## Direction:
Can you write out all of the material below, word for word?

Items from a data source:
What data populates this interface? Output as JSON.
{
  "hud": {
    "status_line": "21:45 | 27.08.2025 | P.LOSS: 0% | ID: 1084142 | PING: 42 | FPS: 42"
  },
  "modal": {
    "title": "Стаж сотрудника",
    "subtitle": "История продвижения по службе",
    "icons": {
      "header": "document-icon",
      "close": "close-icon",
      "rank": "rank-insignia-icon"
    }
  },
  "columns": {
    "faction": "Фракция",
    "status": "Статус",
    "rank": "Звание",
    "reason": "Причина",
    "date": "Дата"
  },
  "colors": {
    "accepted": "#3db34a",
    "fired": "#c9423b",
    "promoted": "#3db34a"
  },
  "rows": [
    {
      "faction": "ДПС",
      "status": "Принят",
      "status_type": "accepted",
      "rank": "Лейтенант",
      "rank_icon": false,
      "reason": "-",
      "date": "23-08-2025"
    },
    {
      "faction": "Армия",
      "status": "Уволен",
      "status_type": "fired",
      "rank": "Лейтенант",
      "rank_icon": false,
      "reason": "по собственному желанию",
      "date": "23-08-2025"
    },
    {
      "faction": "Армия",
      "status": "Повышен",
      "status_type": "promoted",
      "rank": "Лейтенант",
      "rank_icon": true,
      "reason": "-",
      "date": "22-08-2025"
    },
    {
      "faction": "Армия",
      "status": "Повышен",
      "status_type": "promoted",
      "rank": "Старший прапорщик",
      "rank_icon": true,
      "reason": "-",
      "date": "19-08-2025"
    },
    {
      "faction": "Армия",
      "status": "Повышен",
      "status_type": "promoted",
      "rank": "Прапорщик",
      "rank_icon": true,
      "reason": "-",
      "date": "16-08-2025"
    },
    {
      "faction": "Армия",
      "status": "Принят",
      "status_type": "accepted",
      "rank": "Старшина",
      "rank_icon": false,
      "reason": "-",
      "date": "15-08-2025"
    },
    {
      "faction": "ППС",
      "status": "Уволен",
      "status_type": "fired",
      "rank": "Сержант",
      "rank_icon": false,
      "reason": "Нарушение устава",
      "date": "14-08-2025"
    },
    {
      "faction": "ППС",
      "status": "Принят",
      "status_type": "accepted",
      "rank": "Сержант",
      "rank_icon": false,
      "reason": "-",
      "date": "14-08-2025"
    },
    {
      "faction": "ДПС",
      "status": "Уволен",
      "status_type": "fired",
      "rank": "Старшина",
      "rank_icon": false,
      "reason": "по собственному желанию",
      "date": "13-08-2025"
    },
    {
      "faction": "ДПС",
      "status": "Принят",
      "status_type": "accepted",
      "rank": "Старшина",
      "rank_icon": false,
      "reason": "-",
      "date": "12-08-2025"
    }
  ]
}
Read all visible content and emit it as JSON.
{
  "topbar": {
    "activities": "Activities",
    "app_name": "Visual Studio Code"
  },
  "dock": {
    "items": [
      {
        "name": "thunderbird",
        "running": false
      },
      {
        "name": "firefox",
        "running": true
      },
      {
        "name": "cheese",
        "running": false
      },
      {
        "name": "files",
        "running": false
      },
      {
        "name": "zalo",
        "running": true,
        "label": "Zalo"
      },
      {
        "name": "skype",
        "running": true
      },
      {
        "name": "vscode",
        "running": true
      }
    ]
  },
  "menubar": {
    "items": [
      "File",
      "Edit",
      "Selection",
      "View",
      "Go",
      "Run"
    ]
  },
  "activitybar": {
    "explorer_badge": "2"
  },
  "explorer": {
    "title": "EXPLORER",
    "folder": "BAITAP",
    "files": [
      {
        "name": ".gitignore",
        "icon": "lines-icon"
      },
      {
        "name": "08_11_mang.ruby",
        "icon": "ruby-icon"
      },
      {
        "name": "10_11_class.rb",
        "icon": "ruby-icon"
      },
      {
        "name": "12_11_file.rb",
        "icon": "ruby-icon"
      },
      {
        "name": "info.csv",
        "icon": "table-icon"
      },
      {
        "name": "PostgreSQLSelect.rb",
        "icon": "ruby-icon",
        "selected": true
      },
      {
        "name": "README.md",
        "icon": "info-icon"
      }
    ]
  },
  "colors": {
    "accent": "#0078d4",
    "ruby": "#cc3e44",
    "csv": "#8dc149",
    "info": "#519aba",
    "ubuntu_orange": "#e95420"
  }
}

## Result of the exercise:
What data populates this interface? Output as JSON.
{
  "hud": {
    "status_line": "21:45 | 27.08.2025 | P.LOSS: 0% | ID: 1084142 | PING: 42 | FPS: 42"
  },
  "modal": {
    "title": "Стаж сотрудника",
    "subtitle": "История продвижения по службе",
    "icons": {
      "header": "document-icon",
      "close": "close-icon",
      "rank": "rank-insignia-icon"
    }
  },
  "columns": {
    "faction": "Фракция",
    "status": "Статус",
    "rank": "Звание",
    "reason": "Причина",
    "date": "Дата"
  },
  "colors": {
    "accepted": "#3db34a",
    "fired": "#c9423b",
    "promoted": "#3db34a"
  },
  "rows": [
    {
      "faction": "ДПС",
      "status": "Принят",
      "status_type": "accepted",
      "rank": "Лейтенант",
      "rank_icon": false,
      "reason": "-",
      "date": "23-08-2025"
    },
    {
      "faction": "Армия",
      "status": "Уволен",
      "status_type": "fired",
      "rank": "Лейтенант",
      "rank_icon": false,
      "reason": "по собственному желанию",
      "date": "23-08-2025"
    },
    {
      "faction": "Армия",
      "status": "Повышен",
      "status_type": "promoted",
      "rank": "Лейтенант",
      "rank_icon": true,
      "reason": "-",
      "date": "22-08-2025"
    },
    {
      "faction": "Армия",
      "status": "Повышен",
      "status_type": "promoted",
      "rank": "Старший прапорщик",
      "rank_icon": true,
      "reason": "-",
      "date": "19-08-2025"
    },
    {
      "faction": "Армия",
      "status": "Повышен",
      "status_type": "promoted",
      "rank": "Прапорщик",
      "rank_icon": true,
      "reason": "-",
      "date": "16-08-2025"
    },
    {
      "faction": "Армия",
      "status": "Принят",
      "status_type": "accepted",
      "rank": "Старшина",
      "rank_icon": false,
      "reason": "-",
      "date": "15-08-2025"
    },
    {
      "faction": "ППС",
      "status": "Уволен",
      "status_type": "fired",
      "rank": "Сержант",
      "rank_icon": false,
      "reason": "Нарушение устава",
      "date": "14-08-2025"
    },
    {
      "faction": "ППС",
      "status": "Принят",
      "status_type": "accepted",
      "rank": "Сержант",
      "rank_icon": false,
      "reason": "-",
      "date": "14-08-2025"
    },
    {
      "faction": "ДПС",
      "status": "Уволен",
      "status_type": "fired",
      "rank": "Старшина",
      "rank_icon": false,
      "reason": "по собственному желанию",
      "date": "13-08-2025"
    },
    {
      "faction": "ДПС",
      "status": "Принят",
      "status_type": "accepted",
      "rank": "Старшина",
      "rank_icon": false,
      "reason": "-",
      "date": "12-08-2025"
    }
  ]
}
Read all visible content and emit it as JSON.
{
  "topbar": {
    "activities": "Activities",
    "app_name": "Visual Studio Code"
  },
  "dock": {
    "items": [
      {
        "name": "thunderbird",
        "running": false
      },
      {
        "name": "firefox",
        "running": true
      },
      {
        "name": "cheese",
        "running": false
      },
      {
        "name": "files",
        "running": false
      },
      {
        "name": "zalo",
        "running": true,
        "label": "Zalo"
      },
      {
        "name": "skype",
        "running": true
      },
      {
        "name": "vscode",
        "running": true
      }
    ]
  },
  "menubar": {
    "items": [
      "File",
      "Edit",
      "Selection",
      "View",
      "Go",
      "Run"
    ]
  },
  "activitybar": {
    "explorer_badge": "2"
  },
  "explorer": {
    "title": "EXPLORER",
    "folder": "BAITAP",
    "files": [
      {
        "name": ".gitignore",
        "icon": "lines-icon"
      },
      {
        "name": "08_11_mang.ruby",
        "icon": "ruby-icon"
      },
      {
        "name": "10_11_class.rb",
        "icon": "ruby-icon"
      },
      {
        "name": "12_11_file.rb",
        "icon": "ruby-icon"
      },
      {
        "name": "info.csv",
        "icon": "table-icon"
      },
      {
        "name": "PostgreSQLSelect.rb",
        "icon": "ruby-icon",
        "selected": true
      },
      {
        "name": "README.md",
        "icon": "info-icon"
      }
    ]
  },
  "colors": {
    "accent": "#0078d4",
    "ruby": "#cc3e44",
    "csv": "#8dc149",
    "info": "#519aba",
    "ubuntu_orange": "#e95420"
  }
}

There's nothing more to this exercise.